Aufgabe 1>
Schreiben Sie einen Abschnitt aus dem Mode-Lexikon wortgetreu ab. Beginnen Sie bei den Worten „Hier finden Sie“ und hören Sie nach „zu Rückseite nahtlos.“ auf.
Aufgabe 2>
Erklären Sie in ein bis drei Sätzen anhand des Mode-Lexikons, wodurch der Begriff „Cropped“ zurzeit oft einen Do-it-yourself-Charakter ausdrückt.

Text>
■ ■ ■ ■
Mode-Lexikon

Hier finden Sie Informationen zu den Begriffen der Saison:



Bonding
(aus dem Engl. von "Kleben, Schweißen"). Zwei Stoffe verschmelzen zu einem neuen Ganzen. Auf der einen Seite Jersey, auf der anderen kernige Baumwolle. Oder Leder, kombiniert mit einem Stretchmaterial. Hier ist der Übergang von Vorder- zu Rückseite nahtlos.


Cropped

(aus dem Engl., "gestutzt"). Generell verkürzte Formen. Am häufigsten gebraucht im Zusammenhang mit knöchelfreien Hosen, aber auch üblich bei Jacken und Tops. Zugleich symbolisiert "Cropped" zurzeit oft einen Do-it-yourself-Charakter: wie mit Messer oder Schere unperfekt, unregelmäßig abgeschnitten.
■ ■ ■ ■
Daten>
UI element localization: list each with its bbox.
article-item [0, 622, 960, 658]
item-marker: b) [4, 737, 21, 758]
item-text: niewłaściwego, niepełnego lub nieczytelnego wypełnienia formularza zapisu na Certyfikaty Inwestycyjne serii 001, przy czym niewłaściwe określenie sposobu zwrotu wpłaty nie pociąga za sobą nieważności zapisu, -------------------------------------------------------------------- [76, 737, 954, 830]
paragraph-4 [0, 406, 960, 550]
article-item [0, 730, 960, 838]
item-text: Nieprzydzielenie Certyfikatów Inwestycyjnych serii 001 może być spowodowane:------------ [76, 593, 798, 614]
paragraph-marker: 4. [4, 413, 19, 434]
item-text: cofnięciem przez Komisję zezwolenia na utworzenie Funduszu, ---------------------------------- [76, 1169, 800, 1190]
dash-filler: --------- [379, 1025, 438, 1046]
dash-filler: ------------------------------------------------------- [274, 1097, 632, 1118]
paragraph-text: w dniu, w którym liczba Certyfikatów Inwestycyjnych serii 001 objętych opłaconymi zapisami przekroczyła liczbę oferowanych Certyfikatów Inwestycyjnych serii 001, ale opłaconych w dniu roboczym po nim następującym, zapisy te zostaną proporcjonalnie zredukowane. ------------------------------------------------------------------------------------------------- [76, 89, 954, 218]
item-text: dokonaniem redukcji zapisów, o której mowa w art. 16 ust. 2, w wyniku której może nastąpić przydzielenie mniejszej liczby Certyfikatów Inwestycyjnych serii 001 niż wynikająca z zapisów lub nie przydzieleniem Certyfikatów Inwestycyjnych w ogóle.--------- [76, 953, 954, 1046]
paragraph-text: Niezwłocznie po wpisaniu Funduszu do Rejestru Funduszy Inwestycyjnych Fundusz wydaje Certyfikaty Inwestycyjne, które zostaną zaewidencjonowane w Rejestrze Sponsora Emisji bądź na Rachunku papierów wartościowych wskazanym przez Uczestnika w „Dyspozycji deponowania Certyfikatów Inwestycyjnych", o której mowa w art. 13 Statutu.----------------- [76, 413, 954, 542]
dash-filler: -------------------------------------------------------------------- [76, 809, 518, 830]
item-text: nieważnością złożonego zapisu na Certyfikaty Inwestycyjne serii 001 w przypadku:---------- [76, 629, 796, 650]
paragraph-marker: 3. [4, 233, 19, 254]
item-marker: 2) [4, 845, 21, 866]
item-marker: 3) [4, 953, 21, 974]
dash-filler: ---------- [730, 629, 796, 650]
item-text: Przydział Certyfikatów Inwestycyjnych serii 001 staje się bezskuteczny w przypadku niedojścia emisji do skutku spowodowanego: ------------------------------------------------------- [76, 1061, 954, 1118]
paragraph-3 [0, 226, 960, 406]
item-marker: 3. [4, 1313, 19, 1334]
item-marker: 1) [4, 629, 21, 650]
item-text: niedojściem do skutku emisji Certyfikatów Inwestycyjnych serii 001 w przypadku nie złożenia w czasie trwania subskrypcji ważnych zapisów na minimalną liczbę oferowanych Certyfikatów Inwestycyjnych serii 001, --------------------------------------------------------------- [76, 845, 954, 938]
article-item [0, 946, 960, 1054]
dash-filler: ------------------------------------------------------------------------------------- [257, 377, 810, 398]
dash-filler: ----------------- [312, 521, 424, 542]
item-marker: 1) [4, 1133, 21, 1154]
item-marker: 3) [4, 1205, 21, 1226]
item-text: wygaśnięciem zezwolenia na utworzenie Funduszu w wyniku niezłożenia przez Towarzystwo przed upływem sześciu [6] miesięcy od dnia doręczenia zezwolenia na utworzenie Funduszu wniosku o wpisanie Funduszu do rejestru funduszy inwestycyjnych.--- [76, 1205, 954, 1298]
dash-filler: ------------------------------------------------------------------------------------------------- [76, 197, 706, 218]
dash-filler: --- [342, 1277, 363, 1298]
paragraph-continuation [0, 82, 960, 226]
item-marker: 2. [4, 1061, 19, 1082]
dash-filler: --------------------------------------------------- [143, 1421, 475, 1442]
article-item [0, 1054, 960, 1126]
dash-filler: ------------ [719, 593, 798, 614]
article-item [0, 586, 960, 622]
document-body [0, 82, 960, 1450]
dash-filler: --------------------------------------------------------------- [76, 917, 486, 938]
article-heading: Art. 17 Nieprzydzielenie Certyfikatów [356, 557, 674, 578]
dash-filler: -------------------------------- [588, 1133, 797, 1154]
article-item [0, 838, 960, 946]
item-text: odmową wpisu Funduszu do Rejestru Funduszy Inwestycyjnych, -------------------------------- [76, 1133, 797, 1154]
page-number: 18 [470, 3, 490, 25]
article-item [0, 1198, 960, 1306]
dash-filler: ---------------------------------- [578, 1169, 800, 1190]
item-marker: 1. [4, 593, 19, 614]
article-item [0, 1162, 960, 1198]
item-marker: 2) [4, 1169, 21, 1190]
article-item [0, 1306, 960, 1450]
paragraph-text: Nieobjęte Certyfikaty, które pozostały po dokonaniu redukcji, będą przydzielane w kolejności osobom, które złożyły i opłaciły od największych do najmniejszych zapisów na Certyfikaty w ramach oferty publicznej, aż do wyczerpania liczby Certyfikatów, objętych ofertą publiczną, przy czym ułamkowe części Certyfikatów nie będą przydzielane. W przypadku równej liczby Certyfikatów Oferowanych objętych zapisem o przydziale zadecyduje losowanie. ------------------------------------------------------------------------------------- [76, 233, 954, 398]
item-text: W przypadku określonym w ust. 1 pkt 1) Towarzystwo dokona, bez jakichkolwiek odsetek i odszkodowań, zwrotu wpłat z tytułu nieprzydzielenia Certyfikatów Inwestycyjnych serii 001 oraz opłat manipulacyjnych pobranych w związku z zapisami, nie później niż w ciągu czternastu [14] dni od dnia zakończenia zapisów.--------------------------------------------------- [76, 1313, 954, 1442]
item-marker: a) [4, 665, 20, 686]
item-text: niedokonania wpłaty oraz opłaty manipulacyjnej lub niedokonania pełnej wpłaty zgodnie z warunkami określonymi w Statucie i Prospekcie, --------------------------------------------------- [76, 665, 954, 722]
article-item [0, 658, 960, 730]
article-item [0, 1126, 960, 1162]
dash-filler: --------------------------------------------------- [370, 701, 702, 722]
■ ■ ■ ■
Antwort 1>
Hier finden Sie Informationen zu den Begriffen der Saison:



Bonding
(aus dem Engl. von "Kleben, Schweißen"). Zwei Stoffe verschmelzen zu einem neuen Ganzen. Auf der einen Seite Jersey, auf der anderen kernige Baumwolle. Oder Leder, kombiniert mit einem Stretchmaterial. Hier ist der Übergang von Vorder- zu Rückseite nahtlos.

Antwort 2>
Die verkürzten Formen wirken, als seien sie wie mit Messer oder Schere unperfekt und unregelmäßig abgeschnitten.